Stored data entries:
[Begin]

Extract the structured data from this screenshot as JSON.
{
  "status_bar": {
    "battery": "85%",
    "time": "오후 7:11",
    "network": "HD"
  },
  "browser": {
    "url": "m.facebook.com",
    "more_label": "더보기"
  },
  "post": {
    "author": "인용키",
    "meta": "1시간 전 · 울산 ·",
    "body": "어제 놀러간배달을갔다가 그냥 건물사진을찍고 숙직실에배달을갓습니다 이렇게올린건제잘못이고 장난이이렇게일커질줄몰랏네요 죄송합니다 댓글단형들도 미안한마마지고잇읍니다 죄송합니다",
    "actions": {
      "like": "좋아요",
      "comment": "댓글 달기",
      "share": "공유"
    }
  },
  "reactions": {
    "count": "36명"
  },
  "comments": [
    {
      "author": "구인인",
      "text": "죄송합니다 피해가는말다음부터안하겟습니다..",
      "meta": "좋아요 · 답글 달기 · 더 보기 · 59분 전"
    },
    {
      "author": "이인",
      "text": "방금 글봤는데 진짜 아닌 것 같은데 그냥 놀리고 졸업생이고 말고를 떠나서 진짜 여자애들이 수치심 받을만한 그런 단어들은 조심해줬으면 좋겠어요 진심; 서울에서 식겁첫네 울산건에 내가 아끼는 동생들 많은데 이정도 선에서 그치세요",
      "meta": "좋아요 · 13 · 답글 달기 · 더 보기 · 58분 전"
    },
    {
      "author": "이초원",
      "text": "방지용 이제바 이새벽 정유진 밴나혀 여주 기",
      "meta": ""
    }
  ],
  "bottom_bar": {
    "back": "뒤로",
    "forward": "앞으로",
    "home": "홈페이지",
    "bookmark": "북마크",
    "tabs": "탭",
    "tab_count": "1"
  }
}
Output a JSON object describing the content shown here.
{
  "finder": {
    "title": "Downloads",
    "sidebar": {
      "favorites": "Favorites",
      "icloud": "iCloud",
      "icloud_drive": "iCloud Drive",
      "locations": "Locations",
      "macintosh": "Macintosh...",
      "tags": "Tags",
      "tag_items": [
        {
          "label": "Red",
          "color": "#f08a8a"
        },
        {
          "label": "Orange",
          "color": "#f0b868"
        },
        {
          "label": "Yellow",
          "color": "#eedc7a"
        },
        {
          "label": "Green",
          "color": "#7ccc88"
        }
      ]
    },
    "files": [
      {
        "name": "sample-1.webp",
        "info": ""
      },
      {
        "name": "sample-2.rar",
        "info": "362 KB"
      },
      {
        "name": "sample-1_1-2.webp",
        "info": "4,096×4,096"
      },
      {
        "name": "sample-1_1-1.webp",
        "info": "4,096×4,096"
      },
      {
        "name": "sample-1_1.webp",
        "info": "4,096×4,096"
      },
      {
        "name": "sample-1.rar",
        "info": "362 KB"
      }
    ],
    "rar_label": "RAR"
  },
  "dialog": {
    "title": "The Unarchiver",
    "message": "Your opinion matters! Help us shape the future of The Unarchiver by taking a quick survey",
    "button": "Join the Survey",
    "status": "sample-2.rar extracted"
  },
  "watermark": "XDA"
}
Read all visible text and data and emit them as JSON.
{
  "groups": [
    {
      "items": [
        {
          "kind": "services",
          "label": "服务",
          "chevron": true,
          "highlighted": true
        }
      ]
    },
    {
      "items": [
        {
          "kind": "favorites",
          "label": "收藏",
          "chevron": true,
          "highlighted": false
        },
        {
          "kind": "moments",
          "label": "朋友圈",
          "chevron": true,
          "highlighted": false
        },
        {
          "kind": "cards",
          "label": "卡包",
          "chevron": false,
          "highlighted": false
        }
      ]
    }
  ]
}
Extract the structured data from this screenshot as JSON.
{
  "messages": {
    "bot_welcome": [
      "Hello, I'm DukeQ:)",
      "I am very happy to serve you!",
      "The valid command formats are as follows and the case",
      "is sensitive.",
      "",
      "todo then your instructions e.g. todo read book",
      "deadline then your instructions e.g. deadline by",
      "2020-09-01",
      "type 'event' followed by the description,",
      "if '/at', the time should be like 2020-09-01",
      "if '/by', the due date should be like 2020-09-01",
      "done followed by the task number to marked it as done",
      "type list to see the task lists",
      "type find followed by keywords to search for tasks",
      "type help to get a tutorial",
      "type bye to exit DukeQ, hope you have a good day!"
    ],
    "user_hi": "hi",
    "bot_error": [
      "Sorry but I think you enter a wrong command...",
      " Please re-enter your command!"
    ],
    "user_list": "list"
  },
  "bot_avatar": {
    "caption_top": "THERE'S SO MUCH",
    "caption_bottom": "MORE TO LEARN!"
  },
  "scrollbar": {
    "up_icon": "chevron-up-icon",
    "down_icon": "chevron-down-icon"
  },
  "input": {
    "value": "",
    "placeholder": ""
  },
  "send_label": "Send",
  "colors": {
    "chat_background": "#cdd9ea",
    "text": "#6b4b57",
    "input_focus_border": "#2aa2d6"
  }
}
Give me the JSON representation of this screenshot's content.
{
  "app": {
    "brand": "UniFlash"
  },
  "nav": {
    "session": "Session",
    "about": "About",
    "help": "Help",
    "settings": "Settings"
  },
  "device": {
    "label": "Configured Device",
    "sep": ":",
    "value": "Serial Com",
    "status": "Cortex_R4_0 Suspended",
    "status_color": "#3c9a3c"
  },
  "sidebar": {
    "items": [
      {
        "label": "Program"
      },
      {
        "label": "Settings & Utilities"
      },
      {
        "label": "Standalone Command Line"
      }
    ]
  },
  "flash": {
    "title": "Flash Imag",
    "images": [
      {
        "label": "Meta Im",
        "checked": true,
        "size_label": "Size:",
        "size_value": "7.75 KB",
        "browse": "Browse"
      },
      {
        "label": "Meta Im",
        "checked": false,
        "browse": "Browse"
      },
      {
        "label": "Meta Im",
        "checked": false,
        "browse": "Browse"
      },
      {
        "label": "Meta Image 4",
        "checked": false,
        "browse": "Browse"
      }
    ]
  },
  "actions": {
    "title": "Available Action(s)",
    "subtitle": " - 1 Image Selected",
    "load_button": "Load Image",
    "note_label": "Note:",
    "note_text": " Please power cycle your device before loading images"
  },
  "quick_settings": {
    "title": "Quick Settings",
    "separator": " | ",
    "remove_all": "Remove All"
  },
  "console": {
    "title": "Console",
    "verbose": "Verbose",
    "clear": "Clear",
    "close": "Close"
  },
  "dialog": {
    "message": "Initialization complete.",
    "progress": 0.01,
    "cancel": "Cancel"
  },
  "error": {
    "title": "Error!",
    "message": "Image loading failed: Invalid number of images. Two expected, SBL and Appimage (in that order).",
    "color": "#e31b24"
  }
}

[End]

The problem: In the material above, find each line that contains the word "Unarchiver", and select it.

Reply to the task:
    "title": "The Unarchiver",
    "message": "Your opinion matters! Help us shape the future of The Unarchiver by taking a quick survey",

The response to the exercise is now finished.